Exercise requirements:
Transcribe all the records with complete accuracy.

-- start Listing --

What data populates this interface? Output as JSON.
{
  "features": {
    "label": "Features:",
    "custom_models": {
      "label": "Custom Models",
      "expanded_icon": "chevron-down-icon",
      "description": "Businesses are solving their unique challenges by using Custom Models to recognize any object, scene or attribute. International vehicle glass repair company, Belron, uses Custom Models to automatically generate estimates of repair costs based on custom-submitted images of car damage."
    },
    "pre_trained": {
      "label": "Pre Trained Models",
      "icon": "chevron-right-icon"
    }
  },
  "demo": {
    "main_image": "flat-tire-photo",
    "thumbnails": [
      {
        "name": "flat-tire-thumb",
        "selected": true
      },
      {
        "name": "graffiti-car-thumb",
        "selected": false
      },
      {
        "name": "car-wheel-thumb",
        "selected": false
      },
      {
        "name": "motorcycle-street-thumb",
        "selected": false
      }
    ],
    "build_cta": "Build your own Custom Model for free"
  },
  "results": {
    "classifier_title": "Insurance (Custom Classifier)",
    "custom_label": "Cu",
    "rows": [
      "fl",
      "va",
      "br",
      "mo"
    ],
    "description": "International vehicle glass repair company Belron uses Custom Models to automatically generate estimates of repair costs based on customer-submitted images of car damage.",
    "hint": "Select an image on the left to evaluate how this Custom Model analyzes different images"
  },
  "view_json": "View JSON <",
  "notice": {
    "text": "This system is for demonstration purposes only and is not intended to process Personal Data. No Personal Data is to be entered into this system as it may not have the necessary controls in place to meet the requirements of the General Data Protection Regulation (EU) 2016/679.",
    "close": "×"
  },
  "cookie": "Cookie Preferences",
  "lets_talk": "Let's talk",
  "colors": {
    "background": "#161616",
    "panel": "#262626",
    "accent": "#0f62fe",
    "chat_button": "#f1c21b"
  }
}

-- end Listing --

Worked answer:
What data populates this interface? Output as JSON.
{
  "features": {
    "label": "Features:",
    "custom_models": {
      "label": "Custom Models",
      "expanded_icon": "chevron-down-icon",
      "description": "Businesses are solving their unique challenges by using Custom Models to recognize any object, scene or attribute. International vehicle glass repair company, Belron, uses Custom Models to automatically generate estimates of repair costs based on custom-submitted images of car damage."
    },
    "pre_trained": {
      "label": "Pre Trained Models",
      "icon": "chevron-right-icon"
    }
  },
  "demo": {
    "main_image": "flat-tire-photo",
    "thumbnails": [
      {
        "name": "flat-tire-thumb",
        "selected": true
      },
      {
        "name": "graffiti-car-thumb",
        "selected": false
      },
      {
        "name": "car-wheel-thumb",
        "selected": false
      },
      {
        "name": "motorcycle-street-thumb",
        "selected": false
      }
    ],
    "build_cta": "Build your own Custom Model for free"
  },
  "results": {
    "classifier_title": "Insurance (Custom Classifier)",
    "custom_label": "Cu",
    "rows": [
      "fl",
      "va",
      "br",
      "mo"
    ],
    "description": "International vehicle glass repair company Belron uses Custom Models to automatically generate estimates of repair costs based on customer-submitted images of car damage.",
    "hint": "Select an image on the left to evaluate how this Custom Model analyzes different images"
  },
  "view_json": "View JSON <",
  "notice": {
    "text": "This system is for demonstration purposes only and is not intended to process Personal Data. No Personal Data is to be entered into this system as it may not have the necessary controls in place to meet the requirements of the General Data Protection Regulation (EU) 2016/679.",
    "close": "×"
  },
  "cookie": "Cookie Preferences",
  "lets_talk": "Let's talk",
  "colors": {
    "background": "#161616",
    "panel": "#262626",
    "accent": "#0f62fe",
    "chat_button": "#f1c21b"
  }
}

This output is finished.